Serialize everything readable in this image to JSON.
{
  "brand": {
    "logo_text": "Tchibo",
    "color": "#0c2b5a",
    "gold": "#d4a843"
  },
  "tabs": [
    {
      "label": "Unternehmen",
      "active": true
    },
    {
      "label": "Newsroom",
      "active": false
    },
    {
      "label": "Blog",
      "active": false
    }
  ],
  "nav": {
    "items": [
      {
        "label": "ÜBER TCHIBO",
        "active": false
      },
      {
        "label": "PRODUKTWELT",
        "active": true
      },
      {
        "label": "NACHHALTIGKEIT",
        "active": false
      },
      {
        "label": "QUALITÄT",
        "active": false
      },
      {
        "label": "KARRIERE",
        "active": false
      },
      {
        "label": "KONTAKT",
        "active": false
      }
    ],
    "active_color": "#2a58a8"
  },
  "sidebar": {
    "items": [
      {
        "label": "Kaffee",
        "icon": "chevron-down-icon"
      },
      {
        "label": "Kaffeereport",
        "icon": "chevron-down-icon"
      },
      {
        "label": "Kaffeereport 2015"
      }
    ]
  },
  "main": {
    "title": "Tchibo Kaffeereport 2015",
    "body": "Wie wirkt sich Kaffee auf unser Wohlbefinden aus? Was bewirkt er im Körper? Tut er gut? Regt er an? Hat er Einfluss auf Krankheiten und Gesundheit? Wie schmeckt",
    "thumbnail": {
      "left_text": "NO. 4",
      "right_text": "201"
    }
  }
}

(Task requirements)
Print all of the entries again, exactly as written.

(Answer to the problem)
Serialize everything readable in this image to JSON.
{
  "brand": {
    "logo_text": "Tchibo",
    "color": "#0c2b5a",
    "gold": "#d4a843"
  },
  "tabs": [
    {
      "label": "Unternehmen",
      "active": true
    },
    {
      "label": "Newsroom",
      "active": false
    },
    {
      "label": "Blog",
      "active": false
    }
  ],
  "nav": {
    "items": [
      {
        "label": "ÜBER TCHIBO",
        "active": false
      },
      {
        "label": "PRODUKTWELT",
        "active": true
      },
      {
        "label": "NACHHALTIGKEIT",
        "active": false
      },
      {
        "label": "QUALITÄT",
        "active": false
      },
      {
        "label": "KARRIERE",
        "active": false
      },
      {
        "label": "KONTAKT",
        "active": false
      }
    ],
    "active_color": "#2a58a8"
  },
  "sidebar": {
    "items": [
      {
        "label": "Kaffee",
        "icon": "chevron-down-icon"
      },
      {
        "label": "Kaffeereport",
        "icon": "chevron-down-icon"
      },
      {
        "label": "Kaffeereport 2015"
      }
    ]
  },
  "main": {
    "title": "Tchibo Kaffeereport 2015",
    "body": "Wie wirkt sich Kaffee auf unser Wohlbefinden aus? Was bewirkt er im Körper? Tut er gut? Regt er an? Hat er Einfluss auf Krankheiten und Gesundheit? Wie schmeckt",
    "thumbnail": {
      "left_text": "NO. 4",
      "right_text": "201"
    }
  }
}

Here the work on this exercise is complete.